- **THE EXERCISE**:
All the data should be repeated exactly. Any image in it is left out.

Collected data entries
·····

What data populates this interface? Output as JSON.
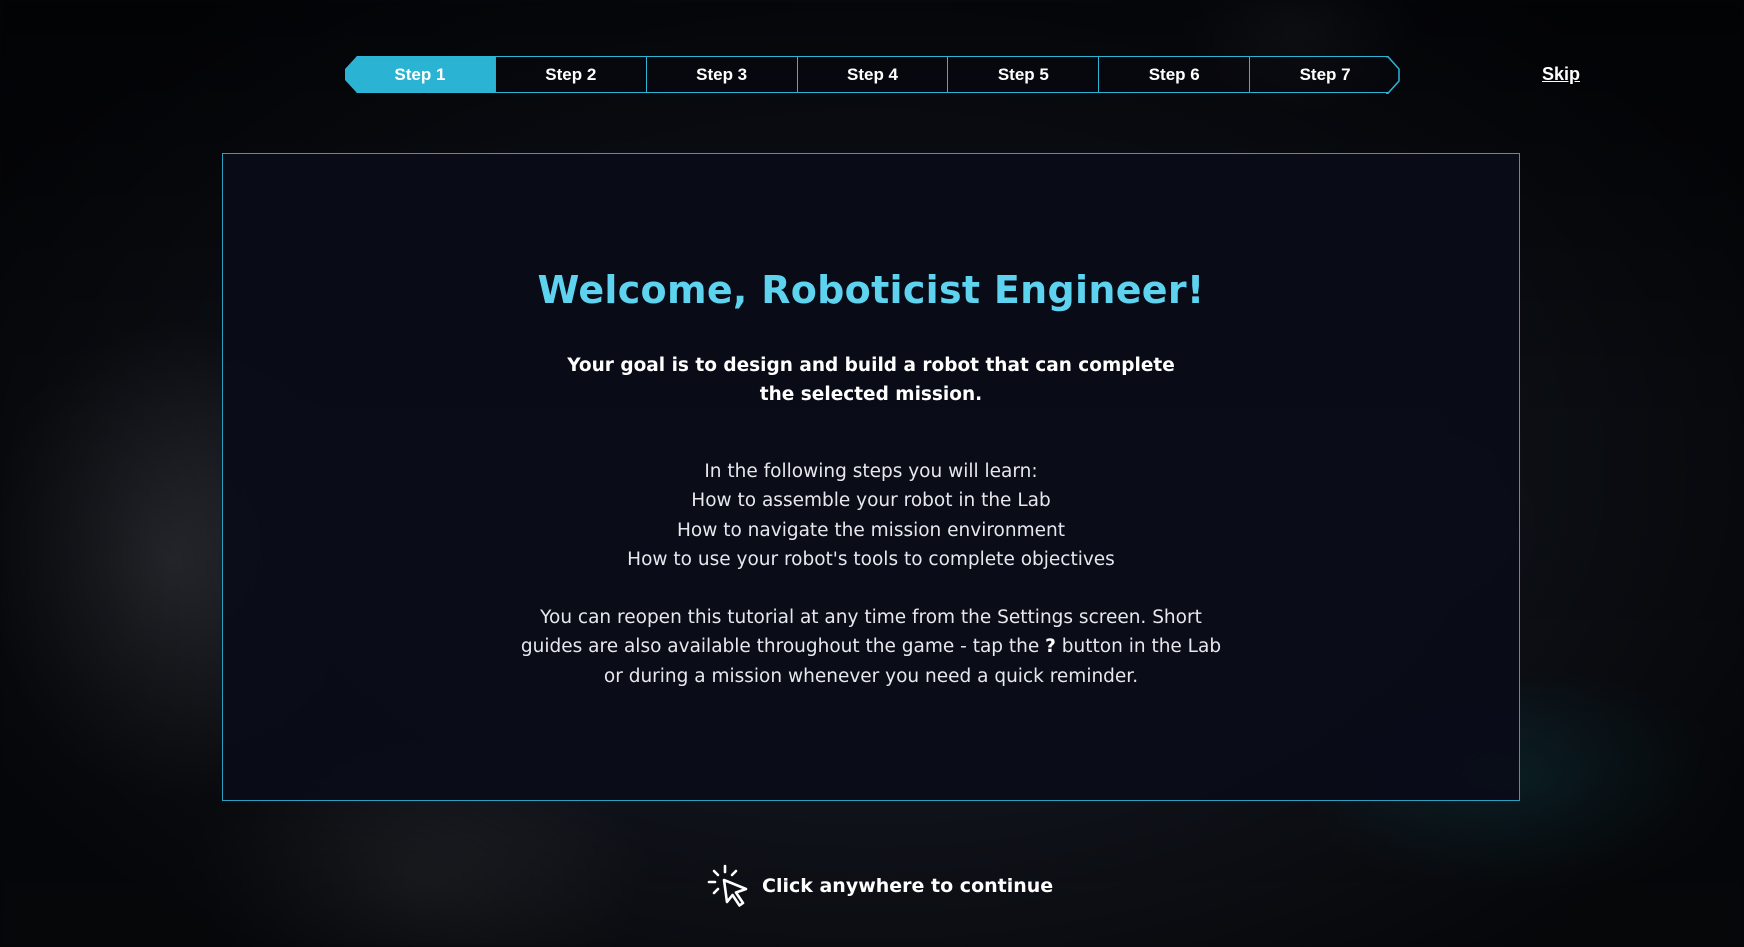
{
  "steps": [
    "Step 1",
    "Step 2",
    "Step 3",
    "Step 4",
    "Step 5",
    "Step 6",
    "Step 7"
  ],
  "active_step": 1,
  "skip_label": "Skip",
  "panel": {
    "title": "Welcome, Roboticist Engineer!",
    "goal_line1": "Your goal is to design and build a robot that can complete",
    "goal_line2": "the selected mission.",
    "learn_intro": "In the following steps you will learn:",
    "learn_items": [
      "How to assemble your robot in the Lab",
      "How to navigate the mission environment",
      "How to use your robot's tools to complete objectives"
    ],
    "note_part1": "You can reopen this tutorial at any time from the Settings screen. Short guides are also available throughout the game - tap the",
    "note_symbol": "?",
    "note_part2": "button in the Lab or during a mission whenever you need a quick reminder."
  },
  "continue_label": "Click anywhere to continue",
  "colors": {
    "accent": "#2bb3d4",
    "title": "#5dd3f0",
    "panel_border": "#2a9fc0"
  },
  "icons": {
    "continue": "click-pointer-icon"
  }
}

·····

- **TASK RESPONSE**:
What data populates this interface? Output as JSON.
{
  "steps": [
    "Step 1",
    "Step 2",
    "Step 3",
    "Step 4",
    "Step 5",
    "Step 6",
    "Step 7"
  ],
  "active_step": 1,
  "skip_label": "Skip",
  "panel": {
    "title": "Welcome, Roboticist Engineer!",
    "goal_line1": "Your goal is to design and build a robot that can complete",
    "goal_line2": "the selected mission.",
    "learn_intro": "In the following steps you will learn:",
    "learn_items": [
      "How to assemble your robot in the Lab",
      "How to navigate the mission environment",
      "How to use your robot's tools to complete objectives"
    ],
    "note_part1": "You can reopen this tutorial at any time from the Settings screen. Short guides are also available throughout the game - tap the",
    "note_symbol": "?",
    "note_part2": "button in the Lab or during a mission whenever you need a quick reminder."
  },
  "continue_label": "Click anywhere to continue",
  "colors": {
    "accent": "#2bb3d4",
    "title": "#5dd3f0",
    "panel_border": "#2a9fc0"
  },
  "icons": {
    "continue": "click-pointer-icon"
  }
}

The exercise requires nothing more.